RECORD SET »
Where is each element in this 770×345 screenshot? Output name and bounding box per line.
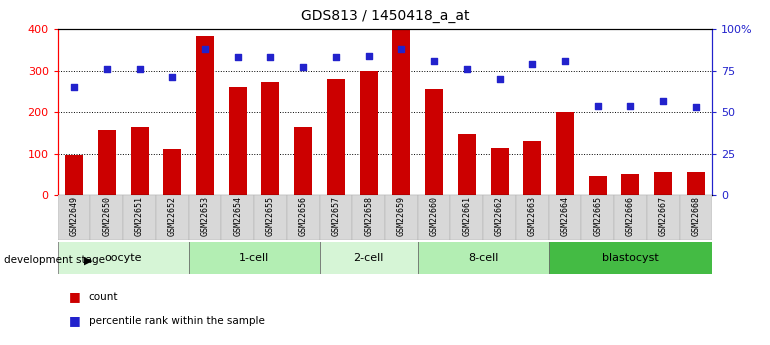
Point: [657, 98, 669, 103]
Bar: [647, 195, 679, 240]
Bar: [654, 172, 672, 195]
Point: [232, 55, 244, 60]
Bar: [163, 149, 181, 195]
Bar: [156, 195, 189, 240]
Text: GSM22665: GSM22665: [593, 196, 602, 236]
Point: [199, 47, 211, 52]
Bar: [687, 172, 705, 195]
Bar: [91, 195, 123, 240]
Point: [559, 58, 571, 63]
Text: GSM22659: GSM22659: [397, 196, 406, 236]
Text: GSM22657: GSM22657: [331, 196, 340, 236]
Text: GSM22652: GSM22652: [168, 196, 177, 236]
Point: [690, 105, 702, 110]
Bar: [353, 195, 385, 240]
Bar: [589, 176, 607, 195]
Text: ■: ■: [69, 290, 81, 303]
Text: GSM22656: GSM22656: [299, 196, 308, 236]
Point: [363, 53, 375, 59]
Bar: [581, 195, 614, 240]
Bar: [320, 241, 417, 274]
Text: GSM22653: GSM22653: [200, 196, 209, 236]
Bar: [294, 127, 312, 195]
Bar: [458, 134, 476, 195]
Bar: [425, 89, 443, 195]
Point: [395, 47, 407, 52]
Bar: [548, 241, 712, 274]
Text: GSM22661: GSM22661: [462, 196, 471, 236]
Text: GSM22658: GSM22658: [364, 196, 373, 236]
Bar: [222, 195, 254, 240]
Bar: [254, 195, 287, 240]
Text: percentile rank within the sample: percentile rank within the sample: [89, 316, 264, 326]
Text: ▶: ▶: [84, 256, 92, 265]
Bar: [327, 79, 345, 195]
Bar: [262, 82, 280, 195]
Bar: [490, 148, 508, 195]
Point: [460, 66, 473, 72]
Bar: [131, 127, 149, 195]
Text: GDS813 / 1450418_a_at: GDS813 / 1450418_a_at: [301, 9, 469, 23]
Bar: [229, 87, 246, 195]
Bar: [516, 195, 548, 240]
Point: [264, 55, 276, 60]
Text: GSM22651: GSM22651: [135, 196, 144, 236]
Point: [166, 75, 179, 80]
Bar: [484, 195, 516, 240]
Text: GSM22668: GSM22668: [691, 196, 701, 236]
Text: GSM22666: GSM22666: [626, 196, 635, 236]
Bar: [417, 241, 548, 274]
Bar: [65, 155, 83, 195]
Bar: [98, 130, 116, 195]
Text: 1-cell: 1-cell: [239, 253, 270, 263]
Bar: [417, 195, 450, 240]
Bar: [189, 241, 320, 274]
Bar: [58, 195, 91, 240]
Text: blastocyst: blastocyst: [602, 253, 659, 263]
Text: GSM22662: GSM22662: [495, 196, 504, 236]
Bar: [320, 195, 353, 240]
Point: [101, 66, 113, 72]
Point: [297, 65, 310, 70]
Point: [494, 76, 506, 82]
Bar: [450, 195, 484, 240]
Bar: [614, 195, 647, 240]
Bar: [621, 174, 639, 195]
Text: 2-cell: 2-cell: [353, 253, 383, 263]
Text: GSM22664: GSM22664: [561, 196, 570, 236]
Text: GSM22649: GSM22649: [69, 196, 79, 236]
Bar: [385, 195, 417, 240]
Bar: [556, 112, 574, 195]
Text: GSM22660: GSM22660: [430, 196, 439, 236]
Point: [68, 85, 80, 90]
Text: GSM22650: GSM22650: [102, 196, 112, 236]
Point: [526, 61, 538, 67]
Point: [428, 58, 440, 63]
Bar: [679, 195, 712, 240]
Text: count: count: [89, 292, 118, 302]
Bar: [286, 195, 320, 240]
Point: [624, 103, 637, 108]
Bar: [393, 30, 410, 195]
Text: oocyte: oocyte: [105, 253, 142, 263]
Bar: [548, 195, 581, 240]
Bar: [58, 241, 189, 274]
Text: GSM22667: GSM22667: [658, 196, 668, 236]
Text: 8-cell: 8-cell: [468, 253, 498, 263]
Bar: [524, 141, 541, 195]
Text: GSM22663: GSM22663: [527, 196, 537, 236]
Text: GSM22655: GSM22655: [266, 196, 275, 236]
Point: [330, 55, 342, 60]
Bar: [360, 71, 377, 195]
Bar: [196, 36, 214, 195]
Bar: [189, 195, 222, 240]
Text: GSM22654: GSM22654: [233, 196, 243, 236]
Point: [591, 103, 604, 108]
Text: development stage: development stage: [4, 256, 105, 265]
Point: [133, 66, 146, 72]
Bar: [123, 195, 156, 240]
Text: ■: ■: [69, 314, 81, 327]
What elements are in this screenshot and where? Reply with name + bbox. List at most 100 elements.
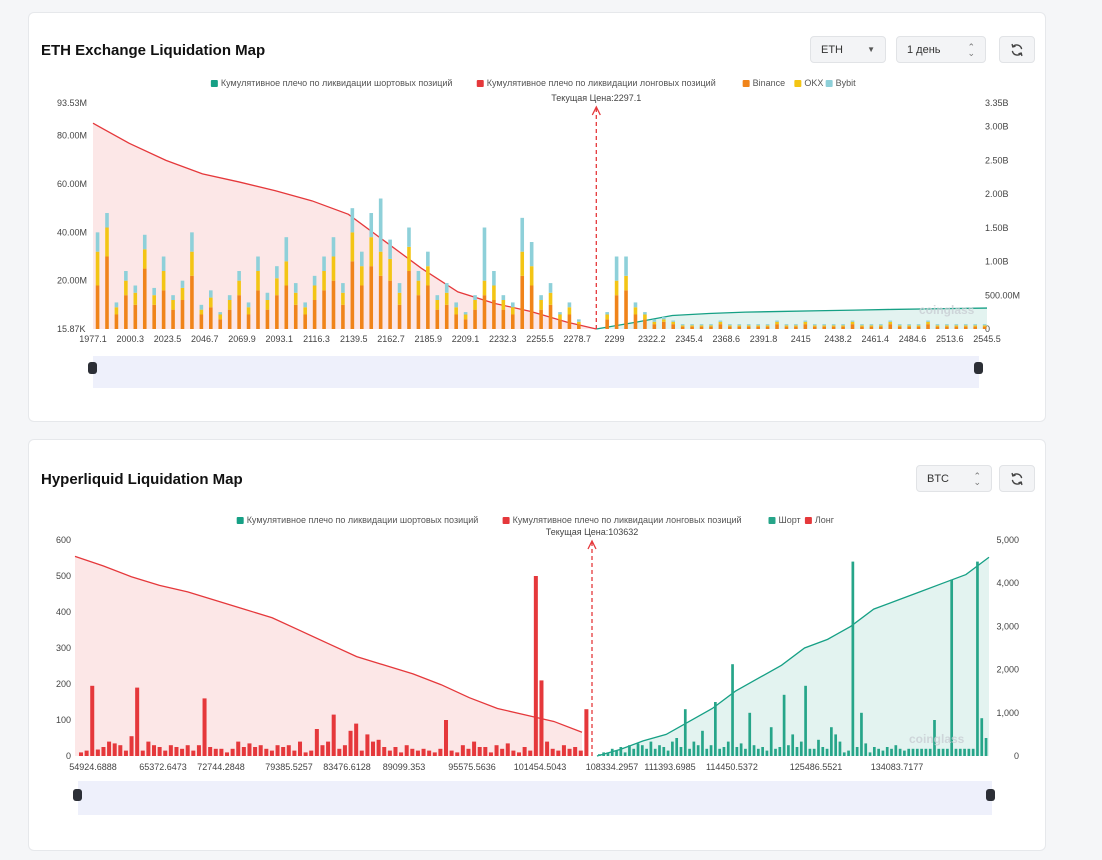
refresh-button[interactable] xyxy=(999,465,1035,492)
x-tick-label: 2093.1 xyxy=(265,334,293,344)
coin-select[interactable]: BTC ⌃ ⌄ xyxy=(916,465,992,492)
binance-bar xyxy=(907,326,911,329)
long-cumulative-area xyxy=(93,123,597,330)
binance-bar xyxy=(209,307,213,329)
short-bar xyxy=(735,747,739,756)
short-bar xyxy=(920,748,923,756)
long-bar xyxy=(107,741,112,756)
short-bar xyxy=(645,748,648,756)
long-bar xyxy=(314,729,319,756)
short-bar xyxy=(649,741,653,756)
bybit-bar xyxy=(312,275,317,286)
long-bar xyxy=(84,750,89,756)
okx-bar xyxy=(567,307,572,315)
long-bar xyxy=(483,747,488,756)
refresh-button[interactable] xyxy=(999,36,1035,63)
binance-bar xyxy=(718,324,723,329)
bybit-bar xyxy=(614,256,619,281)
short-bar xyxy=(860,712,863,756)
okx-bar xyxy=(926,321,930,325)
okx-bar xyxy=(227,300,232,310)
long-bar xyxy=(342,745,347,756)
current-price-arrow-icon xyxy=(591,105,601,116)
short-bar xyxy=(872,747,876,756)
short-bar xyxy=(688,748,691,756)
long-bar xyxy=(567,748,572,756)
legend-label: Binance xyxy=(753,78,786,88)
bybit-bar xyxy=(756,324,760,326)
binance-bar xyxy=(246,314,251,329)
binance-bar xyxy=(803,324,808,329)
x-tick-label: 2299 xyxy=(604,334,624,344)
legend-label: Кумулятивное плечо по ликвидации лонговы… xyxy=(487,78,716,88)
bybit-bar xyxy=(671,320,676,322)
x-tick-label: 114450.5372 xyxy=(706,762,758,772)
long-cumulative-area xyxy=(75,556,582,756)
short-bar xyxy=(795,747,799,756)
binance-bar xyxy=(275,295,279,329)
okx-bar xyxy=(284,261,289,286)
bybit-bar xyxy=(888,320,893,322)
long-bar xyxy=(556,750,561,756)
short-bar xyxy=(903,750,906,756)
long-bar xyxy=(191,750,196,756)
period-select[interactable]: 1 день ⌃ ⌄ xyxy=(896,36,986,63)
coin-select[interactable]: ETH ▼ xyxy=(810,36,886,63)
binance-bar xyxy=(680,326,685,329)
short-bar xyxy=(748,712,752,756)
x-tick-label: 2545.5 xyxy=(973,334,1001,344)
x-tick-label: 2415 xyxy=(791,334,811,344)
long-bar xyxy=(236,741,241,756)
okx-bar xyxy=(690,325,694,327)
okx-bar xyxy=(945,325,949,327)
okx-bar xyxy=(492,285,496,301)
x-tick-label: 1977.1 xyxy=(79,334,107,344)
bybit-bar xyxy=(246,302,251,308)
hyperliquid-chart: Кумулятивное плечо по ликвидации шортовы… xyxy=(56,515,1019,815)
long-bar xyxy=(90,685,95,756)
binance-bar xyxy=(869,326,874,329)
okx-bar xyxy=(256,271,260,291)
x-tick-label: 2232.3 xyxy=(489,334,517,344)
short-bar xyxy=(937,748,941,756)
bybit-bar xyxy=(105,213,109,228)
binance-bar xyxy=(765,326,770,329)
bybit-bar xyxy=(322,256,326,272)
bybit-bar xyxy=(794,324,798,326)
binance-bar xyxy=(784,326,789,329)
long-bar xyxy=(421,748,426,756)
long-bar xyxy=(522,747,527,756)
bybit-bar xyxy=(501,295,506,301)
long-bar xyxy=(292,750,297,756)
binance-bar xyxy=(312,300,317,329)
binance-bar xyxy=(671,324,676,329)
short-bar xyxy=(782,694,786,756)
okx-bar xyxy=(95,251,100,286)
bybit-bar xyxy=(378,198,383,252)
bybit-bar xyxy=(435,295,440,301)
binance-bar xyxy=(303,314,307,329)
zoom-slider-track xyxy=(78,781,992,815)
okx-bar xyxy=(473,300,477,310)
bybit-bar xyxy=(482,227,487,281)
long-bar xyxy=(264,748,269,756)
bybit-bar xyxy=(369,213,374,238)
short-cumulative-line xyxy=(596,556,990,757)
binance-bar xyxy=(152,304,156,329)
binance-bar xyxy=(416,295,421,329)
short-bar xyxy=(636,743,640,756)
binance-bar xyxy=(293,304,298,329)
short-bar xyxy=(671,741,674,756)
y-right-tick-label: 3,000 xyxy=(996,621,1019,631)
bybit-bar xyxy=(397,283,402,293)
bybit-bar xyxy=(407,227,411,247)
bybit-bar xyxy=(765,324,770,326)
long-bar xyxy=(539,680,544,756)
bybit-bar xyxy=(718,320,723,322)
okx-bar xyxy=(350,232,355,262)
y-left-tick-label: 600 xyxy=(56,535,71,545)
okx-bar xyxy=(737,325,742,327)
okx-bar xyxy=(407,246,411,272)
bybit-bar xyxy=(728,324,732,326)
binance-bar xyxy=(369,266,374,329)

EXERCISE AIM » Copy out the lines above exactly, from the line with "refresh-button[interactable] xyxy=(999,465,1035,492)" up to and including the line with "okx-bar xyxy=(926,321,930,325)".

WORKED ANSWER »
refresh-button[interactable] xyxy=(999,465,1035,492)
x-tick-label: 2093.1 xyxy=(265,334,293,344)
coin-select[interactable]: BTC ⌃ ⌄ xyxy=(916,465,992,492)
binance-bar xyxy=(907,326,911,329)
long-cumulative-area xyxy=(93,123,597,330)
binance-bar xyxy=(209,307,213,329)
short-bar xyxy=(735,747,739,756)
short-bar xyxy=(920,748,923,756)
long-bar xyxy=(107,741,112,756)
short-bar xyxy=(645,748,648,756)
long-bar xyxy=(314,729,319,756)
short-bar xyxy=(649,741,653,756)
bybit-bar xyxy=(312,275,317,286)
long-bar xyxy=(84,750,89,756)
okx-bar xyxy=(567,307,572,315)
long-bar xyxy=(483,747,488,756)
refresh-button[interactable] xyxy=(999,36,1035,63)
binance-bar xyxy=(718,324,723,329)
bybit-bar xyxy=(614,256,619,281)
short-bar xyxy=(860,712,863,756)
okx-bar xyxy=(926,321,930,325)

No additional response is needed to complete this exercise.